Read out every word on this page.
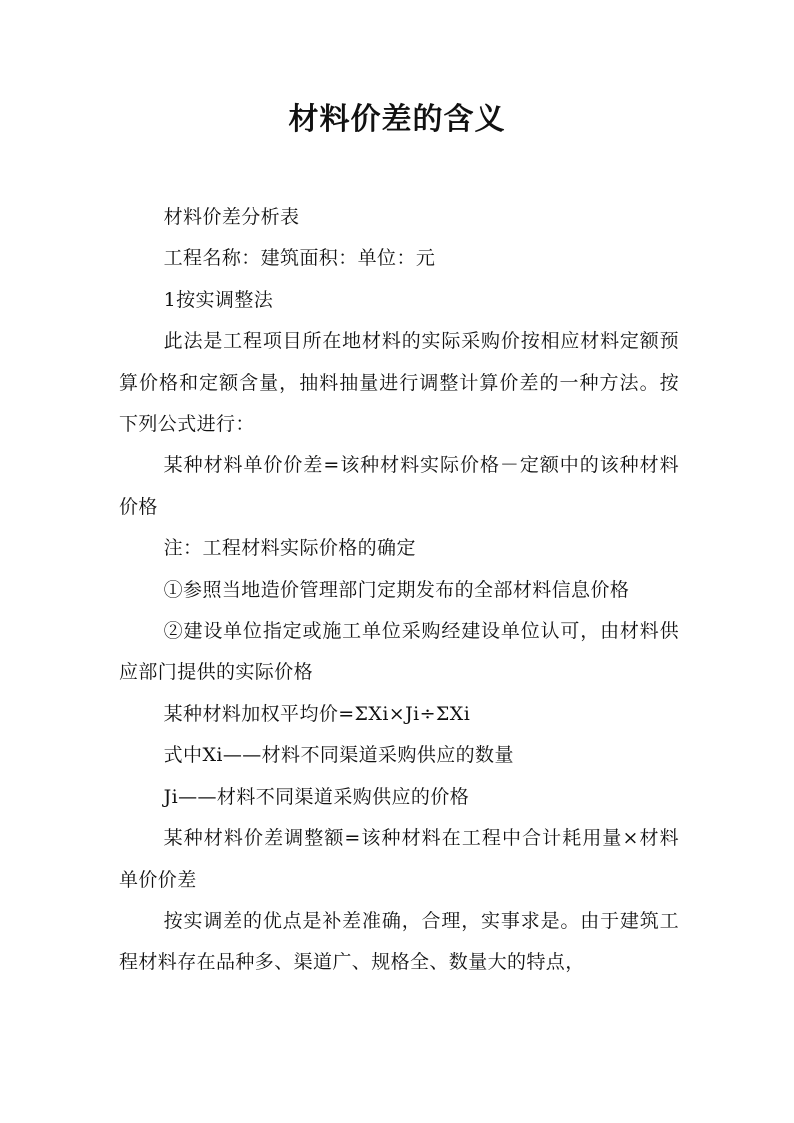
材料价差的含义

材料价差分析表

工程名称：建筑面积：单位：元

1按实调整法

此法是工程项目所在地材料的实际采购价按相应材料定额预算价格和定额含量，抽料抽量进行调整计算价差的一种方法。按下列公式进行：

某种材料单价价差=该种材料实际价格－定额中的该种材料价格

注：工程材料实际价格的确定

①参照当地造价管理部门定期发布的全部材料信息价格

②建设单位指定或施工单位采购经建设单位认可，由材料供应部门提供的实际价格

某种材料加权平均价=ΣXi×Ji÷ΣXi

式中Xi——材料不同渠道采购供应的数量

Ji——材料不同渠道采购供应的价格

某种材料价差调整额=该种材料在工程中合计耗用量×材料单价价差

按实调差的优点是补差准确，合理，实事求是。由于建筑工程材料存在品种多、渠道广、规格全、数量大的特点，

● ● ● ●

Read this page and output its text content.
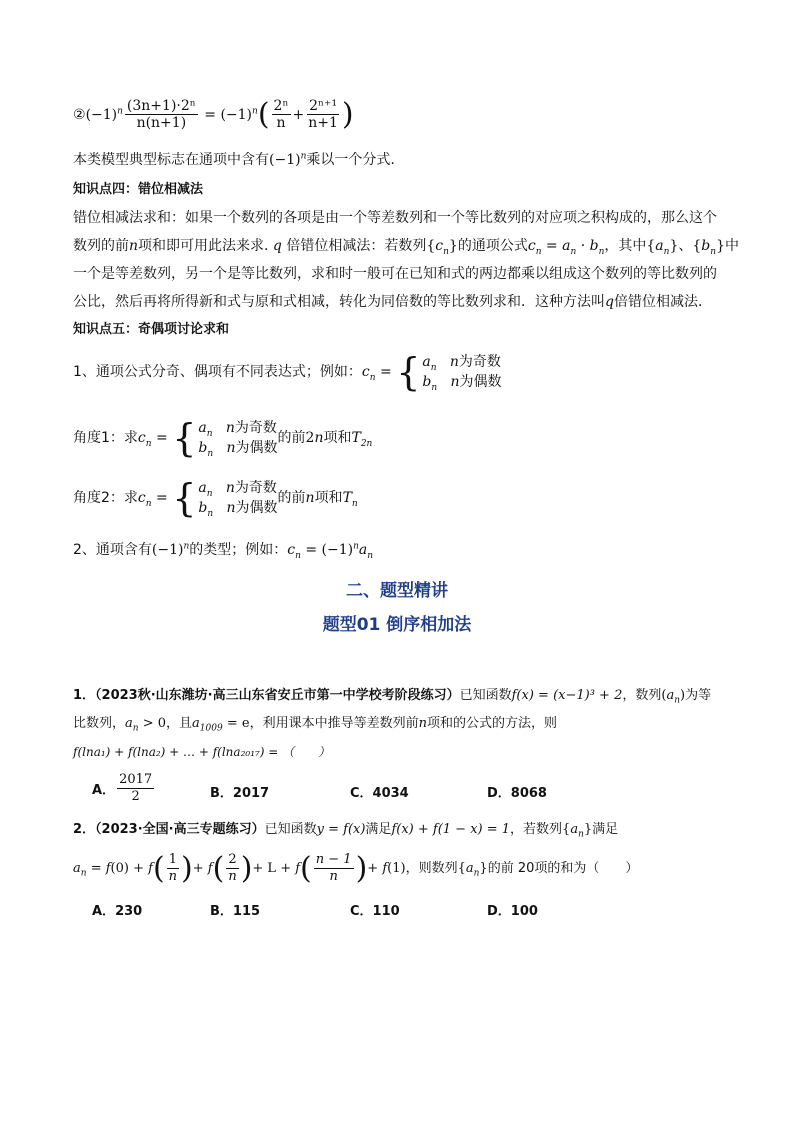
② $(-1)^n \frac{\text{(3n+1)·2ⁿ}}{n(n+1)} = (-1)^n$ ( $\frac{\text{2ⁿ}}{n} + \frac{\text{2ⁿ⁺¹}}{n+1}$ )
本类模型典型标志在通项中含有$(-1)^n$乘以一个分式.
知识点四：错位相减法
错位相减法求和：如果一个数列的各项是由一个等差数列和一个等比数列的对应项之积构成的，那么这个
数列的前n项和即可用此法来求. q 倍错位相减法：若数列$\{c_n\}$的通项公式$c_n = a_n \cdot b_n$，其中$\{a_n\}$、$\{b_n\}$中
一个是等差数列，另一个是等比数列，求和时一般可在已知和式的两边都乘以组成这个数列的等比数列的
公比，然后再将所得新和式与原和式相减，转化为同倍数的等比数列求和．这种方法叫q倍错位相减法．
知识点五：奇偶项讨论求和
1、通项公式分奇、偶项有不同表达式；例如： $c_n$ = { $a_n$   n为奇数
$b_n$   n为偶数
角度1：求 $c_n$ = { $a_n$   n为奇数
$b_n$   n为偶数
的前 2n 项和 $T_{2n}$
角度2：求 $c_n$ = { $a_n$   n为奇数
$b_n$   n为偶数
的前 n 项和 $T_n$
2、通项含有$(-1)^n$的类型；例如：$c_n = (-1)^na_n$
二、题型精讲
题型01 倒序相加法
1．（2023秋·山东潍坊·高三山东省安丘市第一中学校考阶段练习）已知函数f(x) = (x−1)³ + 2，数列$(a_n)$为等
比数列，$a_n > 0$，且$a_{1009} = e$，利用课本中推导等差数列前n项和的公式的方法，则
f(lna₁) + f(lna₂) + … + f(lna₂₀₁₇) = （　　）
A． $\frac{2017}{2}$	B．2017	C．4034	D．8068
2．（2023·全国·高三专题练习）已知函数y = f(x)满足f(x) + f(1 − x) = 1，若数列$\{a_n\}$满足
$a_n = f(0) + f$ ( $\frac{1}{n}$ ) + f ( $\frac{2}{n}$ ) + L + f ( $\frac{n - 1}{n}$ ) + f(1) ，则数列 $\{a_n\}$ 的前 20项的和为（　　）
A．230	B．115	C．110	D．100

● ● ● ●

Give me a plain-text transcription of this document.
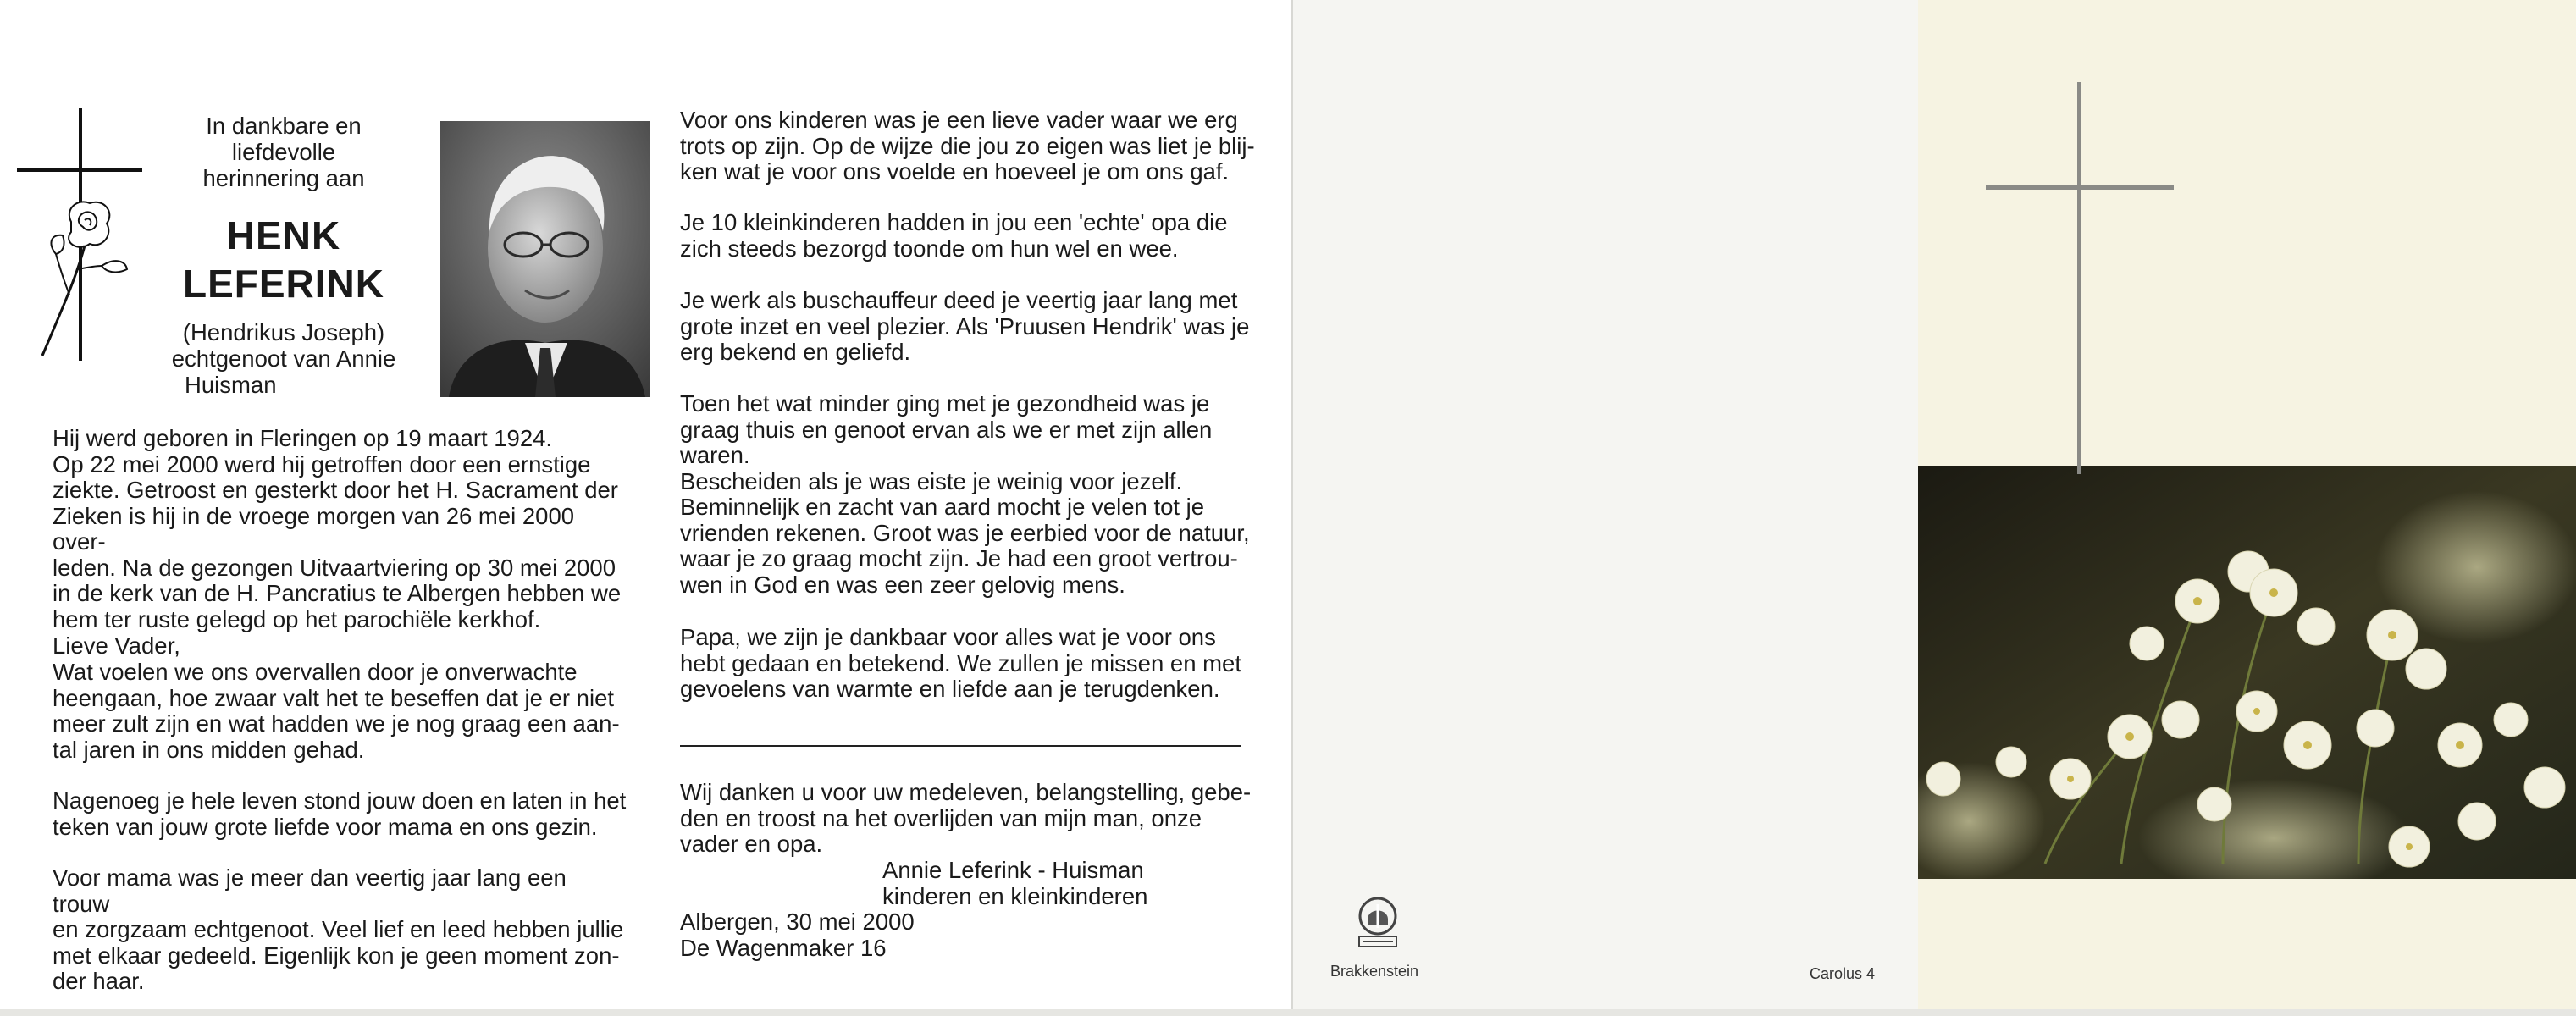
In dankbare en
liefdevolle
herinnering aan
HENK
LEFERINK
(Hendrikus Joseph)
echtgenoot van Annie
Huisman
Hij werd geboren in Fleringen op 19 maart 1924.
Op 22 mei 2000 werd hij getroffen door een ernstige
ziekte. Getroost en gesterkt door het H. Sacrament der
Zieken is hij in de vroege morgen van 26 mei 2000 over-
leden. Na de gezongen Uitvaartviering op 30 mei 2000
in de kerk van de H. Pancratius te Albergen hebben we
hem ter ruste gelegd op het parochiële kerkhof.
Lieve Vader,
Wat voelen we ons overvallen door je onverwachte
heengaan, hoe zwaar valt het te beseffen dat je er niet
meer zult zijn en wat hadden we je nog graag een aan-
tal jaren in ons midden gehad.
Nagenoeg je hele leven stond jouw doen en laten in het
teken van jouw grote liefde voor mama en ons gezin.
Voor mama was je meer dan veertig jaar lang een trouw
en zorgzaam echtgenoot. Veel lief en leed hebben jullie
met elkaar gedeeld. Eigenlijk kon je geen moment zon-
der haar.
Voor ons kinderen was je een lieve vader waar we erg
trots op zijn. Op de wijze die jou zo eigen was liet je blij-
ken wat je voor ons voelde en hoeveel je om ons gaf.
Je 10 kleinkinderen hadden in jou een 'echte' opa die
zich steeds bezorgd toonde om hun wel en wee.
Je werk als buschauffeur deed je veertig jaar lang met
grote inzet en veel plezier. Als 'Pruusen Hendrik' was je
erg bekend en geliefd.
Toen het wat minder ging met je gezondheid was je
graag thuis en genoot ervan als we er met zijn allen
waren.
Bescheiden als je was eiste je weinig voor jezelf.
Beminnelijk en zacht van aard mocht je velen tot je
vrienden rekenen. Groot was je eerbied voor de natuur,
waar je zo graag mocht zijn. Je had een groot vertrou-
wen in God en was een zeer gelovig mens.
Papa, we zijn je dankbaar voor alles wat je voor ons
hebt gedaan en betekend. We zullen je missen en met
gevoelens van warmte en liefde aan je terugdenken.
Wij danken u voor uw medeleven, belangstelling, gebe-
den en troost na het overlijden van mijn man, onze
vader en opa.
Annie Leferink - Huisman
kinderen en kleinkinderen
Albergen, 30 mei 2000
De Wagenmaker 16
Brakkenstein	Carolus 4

● ● ● ●

Problem statement » Which lines hold the word "hebben"? Return all of them from the records above.

Result of the task »
in de kerk van de H. Pancratius te Albergen hebben we
en zorgzaam echtgenoot. Veel lief en leed hebben jullie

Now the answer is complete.